> INSTRUCTION
Output, without any change, the lines of the records from the first line through the line containing "FancyBboxPatch shape <box>427 0 953 340</box>", including both of those lines.

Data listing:
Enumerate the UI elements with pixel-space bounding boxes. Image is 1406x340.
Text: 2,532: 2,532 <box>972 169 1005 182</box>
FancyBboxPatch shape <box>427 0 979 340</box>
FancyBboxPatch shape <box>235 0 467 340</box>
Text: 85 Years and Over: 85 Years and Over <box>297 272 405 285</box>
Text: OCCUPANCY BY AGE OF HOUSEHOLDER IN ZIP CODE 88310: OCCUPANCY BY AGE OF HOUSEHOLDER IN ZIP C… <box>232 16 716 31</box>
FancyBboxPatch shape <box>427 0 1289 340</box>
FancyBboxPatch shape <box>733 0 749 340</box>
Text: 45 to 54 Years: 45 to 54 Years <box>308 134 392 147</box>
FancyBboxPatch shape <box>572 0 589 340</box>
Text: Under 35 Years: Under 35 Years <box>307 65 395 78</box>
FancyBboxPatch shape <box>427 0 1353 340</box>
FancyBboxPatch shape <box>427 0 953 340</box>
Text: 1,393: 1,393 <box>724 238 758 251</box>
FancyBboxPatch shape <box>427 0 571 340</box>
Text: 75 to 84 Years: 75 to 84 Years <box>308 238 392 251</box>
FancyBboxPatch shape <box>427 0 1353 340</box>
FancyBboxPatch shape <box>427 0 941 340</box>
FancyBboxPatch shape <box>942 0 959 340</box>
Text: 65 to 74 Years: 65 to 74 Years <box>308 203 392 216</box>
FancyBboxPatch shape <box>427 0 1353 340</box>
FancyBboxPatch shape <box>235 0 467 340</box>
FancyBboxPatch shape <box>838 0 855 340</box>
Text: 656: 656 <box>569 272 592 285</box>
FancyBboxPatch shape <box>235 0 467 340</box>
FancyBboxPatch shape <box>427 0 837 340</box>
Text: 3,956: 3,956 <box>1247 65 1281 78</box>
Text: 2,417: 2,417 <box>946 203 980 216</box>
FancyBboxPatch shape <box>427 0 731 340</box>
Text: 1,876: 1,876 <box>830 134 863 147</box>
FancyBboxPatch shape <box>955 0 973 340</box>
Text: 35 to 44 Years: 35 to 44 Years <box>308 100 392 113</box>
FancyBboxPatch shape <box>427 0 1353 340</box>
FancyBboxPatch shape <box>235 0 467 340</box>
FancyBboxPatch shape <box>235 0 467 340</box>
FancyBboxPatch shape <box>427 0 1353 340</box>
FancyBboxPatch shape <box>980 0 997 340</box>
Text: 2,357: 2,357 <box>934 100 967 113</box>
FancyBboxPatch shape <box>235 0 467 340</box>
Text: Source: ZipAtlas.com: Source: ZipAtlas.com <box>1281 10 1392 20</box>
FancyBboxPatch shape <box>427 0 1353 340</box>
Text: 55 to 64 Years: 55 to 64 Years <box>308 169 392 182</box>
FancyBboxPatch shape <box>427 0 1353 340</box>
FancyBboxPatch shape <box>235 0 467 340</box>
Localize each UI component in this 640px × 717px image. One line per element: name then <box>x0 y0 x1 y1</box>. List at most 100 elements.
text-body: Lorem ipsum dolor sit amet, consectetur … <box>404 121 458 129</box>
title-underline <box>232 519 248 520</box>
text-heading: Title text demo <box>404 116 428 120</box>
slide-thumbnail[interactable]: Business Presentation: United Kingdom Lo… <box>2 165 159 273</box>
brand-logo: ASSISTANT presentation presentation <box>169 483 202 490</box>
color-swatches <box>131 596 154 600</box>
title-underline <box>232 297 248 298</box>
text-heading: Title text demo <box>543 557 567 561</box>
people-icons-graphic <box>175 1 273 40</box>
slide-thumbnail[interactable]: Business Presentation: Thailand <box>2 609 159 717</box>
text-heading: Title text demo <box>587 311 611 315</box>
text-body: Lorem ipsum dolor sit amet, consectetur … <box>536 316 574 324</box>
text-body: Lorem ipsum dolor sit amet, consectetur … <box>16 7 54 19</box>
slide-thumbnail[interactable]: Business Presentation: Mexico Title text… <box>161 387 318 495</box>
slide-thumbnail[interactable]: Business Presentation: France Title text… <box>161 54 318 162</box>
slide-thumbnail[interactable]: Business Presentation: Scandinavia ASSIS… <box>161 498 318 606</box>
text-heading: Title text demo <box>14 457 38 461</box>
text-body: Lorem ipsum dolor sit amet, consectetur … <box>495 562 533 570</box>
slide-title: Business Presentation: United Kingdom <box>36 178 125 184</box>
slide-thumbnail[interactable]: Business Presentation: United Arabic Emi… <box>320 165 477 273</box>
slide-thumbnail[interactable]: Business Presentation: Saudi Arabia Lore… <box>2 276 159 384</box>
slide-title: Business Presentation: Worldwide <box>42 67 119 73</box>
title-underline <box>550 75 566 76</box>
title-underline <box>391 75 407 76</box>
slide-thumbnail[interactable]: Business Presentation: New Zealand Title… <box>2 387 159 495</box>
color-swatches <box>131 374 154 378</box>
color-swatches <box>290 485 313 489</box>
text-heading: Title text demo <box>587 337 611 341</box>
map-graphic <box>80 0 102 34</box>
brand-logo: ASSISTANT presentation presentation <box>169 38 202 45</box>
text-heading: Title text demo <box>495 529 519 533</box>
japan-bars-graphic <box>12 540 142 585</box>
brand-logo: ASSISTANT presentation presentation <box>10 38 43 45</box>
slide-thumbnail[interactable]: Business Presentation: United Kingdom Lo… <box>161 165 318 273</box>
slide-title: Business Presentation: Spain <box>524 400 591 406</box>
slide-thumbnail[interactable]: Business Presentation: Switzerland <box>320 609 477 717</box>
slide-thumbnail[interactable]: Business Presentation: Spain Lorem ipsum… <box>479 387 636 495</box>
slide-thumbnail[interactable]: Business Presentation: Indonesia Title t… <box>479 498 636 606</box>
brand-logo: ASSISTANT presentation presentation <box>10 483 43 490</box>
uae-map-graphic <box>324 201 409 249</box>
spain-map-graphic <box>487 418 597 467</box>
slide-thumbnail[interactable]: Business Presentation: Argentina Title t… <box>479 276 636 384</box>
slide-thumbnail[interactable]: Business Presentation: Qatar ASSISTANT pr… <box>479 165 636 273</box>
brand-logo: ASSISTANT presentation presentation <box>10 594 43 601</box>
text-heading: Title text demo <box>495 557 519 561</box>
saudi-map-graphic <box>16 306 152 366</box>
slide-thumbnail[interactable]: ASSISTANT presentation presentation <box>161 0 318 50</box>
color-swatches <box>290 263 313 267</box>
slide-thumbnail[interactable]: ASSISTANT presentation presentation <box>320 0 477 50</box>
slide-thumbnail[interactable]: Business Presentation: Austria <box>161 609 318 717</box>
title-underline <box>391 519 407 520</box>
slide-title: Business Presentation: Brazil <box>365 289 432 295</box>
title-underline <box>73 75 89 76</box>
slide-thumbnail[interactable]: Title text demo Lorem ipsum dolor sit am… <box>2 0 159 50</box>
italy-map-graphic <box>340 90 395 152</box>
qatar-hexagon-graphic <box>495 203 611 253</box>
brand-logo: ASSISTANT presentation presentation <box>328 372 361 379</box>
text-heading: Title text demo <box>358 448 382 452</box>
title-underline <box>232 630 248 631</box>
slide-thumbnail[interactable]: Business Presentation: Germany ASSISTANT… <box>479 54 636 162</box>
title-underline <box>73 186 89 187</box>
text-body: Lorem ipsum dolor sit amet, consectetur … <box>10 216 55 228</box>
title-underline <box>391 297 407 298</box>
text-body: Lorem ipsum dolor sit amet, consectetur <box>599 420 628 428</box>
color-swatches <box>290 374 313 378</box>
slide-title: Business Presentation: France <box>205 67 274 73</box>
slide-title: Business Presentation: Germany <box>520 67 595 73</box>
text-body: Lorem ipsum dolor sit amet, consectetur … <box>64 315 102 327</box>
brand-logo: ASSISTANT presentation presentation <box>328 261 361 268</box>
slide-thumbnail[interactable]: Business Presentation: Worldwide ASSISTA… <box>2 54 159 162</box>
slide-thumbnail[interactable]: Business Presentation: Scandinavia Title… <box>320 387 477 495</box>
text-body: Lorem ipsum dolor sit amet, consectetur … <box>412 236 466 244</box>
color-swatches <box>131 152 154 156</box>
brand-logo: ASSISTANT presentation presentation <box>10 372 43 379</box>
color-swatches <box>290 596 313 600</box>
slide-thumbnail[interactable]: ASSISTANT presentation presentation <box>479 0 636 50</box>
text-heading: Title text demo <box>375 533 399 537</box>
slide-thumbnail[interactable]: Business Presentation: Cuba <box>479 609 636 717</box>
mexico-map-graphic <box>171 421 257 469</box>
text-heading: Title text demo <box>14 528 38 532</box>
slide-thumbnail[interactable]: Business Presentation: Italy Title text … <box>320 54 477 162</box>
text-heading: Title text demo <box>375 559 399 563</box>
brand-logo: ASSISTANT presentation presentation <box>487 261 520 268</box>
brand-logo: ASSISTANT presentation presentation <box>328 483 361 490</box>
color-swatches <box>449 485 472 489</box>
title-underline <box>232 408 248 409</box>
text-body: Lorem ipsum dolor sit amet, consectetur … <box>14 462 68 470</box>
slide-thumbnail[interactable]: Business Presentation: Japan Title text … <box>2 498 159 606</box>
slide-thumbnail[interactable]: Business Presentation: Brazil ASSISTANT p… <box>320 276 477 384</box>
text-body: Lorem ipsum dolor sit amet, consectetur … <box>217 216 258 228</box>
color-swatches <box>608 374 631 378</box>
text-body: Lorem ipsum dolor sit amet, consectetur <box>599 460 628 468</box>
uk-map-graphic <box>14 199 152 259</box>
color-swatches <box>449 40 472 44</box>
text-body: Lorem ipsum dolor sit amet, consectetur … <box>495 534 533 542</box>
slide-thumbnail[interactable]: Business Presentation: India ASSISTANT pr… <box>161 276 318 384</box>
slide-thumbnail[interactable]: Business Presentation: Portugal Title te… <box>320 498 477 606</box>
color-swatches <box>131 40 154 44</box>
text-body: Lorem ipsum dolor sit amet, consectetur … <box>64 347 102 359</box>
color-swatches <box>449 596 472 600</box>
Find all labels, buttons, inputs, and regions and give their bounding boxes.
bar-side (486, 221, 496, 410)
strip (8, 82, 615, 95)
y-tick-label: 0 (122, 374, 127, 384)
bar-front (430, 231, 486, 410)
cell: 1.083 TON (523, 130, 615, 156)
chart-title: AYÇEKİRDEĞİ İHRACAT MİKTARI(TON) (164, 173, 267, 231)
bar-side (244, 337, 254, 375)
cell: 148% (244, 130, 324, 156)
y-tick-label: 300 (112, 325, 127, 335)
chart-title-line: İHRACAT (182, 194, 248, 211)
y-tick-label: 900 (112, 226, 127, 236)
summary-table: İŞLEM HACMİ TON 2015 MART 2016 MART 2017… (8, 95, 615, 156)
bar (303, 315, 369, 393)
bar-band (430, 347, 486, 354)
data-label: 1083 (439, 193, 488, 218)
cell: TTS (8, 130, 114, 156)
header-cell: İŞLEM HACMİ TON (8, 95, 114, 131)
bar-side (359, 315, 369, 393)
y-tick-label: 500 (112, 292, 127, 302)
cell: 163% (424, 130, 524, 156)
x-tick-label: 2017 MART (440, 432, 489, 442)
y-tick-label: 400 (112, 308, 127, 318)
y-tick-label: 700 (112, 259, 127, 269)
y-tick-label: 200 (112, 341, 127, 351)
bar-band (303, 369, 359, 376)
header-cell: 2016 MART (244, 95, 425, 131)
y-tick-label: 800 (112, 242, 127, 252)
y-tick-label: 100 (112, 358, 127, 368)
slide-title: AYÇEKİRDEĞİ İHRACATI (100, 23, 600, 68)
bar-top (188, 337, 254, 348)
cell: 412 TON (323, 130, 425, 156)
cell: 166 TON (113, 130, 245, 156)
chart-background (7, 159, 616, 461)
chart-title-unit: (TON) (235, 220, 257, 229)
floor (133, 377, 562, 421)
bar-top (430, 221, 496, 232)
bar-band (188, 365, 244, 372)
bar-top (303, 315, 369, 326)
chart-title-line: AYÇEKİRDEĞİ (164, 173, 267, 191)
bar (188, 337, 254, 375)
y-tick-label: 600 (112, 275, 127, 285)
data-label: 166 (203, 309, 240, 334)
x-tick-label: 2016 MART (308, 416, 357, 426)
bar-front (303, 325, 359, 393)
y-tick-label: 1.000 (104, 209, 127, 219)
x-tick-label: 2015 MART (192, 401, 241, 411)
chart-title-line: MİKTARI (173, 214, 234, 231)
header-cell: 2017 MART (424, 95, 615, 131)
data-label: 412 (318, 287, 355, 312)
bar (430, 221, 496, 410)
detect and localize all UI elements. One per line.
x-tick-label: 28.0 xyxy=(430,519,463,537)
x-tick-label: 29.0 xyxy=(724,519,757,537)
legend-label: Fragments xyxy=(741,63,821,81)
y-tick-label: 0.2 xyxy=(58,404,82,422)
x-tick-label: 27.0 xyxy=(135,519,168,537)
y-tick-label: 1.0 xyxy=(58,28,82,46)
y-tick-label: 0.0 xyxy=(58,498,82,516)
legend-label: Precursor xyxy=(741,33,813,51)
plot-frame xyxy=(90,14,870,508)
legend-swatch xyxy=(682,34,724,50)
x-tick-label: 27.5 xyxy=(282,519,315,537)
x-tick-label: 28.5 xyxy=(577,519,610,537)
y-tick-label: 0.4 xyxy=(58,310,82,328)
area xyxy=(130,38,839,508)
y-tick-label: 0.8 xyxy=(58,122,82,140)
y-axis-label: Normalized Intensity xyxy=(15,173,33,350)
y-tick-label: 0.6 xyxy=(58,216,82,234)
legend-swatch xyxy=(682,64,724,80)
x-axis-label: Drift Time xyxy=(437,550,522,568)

> FINAL RESULT
Enumerate the UI elements with pixel-space bounding boxes. Image is 1406x340.
Text: 2,532: 2,532 <box>972 169 1005 182</box>
FancyBboxPatch shape <box>427 0 979 340</box>
FancyBboxPatch shape <box>235 0 467 340</box>
Text: 85 Years and Over: 85 Years and Over <box>297 272 405 285</box>
Text: OCCUPANCY BY AGE OF HOUSEHOLDER IN ZIP CODE 88310: OCCUPANCY BY AGE OF HOUSEHOLDER IN ZIP C… <box>232 16 716 31</box>
FancyBboxPatch shape <box>427 0 1289 340</box>
FancyBboxPatch shape <box>733 0 749 340</box>
Text: 45 to 54 Years: 45 to 54 Years <box>308 134 392 147</box>
FancyBboxPatch shape <box>572 0 589 340</box>
Text: Under 35 Years: Under 35 Years <box>307 65 395 78</box>
FancyBboxPatch shape <box>427 0 1353 340</box>
FancyBboxPatch shape <box>427 0 953 340</box>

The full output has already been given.